EXERCISE OBJECTIVE: Below are records to be output exactly, every one of them.

MATERIAL SHOWN:
+ + + + +
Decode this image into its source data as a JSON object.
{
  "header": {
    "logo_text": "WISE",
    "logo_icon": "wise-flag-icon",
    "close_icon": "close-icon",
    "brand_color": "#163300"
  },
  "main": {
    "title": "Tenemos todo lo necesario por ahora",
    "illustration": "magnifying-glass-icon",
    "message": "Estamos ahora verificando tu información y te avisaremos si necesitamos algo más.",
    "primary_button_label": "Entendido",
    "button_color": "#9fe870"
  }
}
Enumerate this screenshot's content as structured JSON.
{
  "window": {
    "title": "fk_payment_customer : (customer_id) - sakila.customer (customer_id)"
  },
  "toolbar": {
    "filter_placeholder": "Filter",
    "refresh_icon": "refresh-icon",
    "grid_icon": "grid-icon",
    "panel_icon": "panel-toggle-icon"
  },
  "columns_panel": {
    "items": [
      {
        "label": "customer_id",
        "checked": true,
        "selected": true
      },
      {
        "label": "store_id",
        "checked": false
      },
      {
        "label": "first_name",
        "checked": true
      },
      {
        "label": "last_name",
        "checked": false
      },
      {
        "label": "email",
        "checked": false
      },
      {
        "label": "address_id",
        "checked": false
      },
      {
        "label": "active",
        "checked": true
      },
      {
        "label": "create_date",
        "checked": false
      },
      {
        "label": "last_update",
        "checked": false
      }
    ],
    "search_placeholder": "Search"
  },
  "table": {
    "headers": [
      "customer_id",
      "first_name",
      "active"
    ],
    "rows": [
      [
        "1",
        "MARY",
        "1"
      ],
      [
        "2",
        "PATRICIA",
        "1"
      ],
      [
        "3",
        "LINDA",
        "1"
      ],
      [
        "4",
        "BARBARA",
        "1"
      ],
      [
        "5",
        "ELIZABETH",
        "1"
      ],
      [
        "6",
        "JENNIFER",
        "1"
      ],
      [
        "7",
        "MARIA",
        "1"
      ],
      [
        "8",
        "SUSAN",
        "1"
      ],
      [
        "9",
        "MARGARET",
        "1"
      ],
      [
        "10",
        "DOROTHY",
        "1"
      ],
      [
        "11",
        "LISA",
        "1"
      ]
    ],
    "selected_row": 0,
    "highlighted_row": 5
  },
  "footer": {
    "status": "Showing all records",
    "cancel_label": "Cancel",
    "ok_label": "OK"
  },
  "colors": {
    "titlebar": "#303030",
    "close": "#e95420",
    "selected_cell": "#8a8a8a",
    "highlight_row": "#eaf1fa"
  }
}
+ + + + +
REPLY TO THE EXERCISE:
Decode this image into its source data as a JSON object.
{
  "header": {
    "logo_text": "WISE",
    "logo_icon": "wise-flag-icon",
    "close_icon": "close-icon",
    "brand_color": "#163300"
  },
  "main": {
    "title": "Tenemos todo lo necesario por ahora",
    "illustration": "magnifying-glass-icon",
    "message": "Estamos ahora verificando tu información y te avisaremos si necesitamos algo más.",
    "primary_button_label": "Entendido",
    "button_color": "#9fe870"
  }
}
Enumerate this screenshot's content as structured JSON.
{
  "window": {
    "title": "fk_payment_customer : (customer_id) - sakila.customer (customer_id)"
  },
  "toolbar": {
    "filter_placeholder": "Filter",
    "refresh_icon": "refresh-icon",
    "grid_icon": "grid-icon",
    "panel_icon": "panel-toggle-icon"
  },
  "columns_panel": {
    "items": [
      {
        "label": "customer_id",
        "checked": true,
        "selected": true
      },
      {
        "label": "store_id",
        "checked": false
      },
      {
        "label": "first_name",
        "checked": true
      },
      {
        "label": "last_name",
        "checked": false
      },
      {
        "label": "email",
        "checked": false
      },
      {
        "label": "address_id",
        "checked": false
      },
      {
        "label": "active",
        "checked": true
      },
      {
        "label": "create_date",
        "checked": false
      },
      {
        "label": "last_update",
        "checked": false
      }
    ],
    "search_placeholder": "Search"
  },
  "table": {
    "headers": [
      "customer_id",
      "first_name",
      "active"
    ],
    "rows": [
      [
        "1",
        "MARY",
        "1"
      ],
      [
        "2",
        "PATRICIA",
        "1"
      ],
      [
        "3",
        "LINDA",
        "1"
      ],
      [
        "4",
        "BARBARA",
        "1"
      ],
      [
        "5",
        "ELIZABETH",
        "1"
      ],
      [
        "6",
        "JENNIFER",
        "1"
      ],
      [
        "7",
        "MARIA",
        "1"
      ],
      [
        "8",
        "SUSAN",
        "1"
      ],
      [
        "9",
        "MARGARET",
        "1"
      ],
      [
        "10",
        "DOROTHY",
        "1"
      ],
      [
        "11",
        "LISA",
        "1"
      ]
    ],
    "selected_row": 0,
    "highlighted_row": 5
  },
  "footer": {
    "status": "Showing all records",
    "cancel_label": "Cancel",
    "ok_label": "OK"
  },
  "colors": {
    "titlebar": "#303030",
    "close": "#e95420",
    "selected_cell": "#8a8a8a",
    "highlight_row": "#eaf1fa"
  }
}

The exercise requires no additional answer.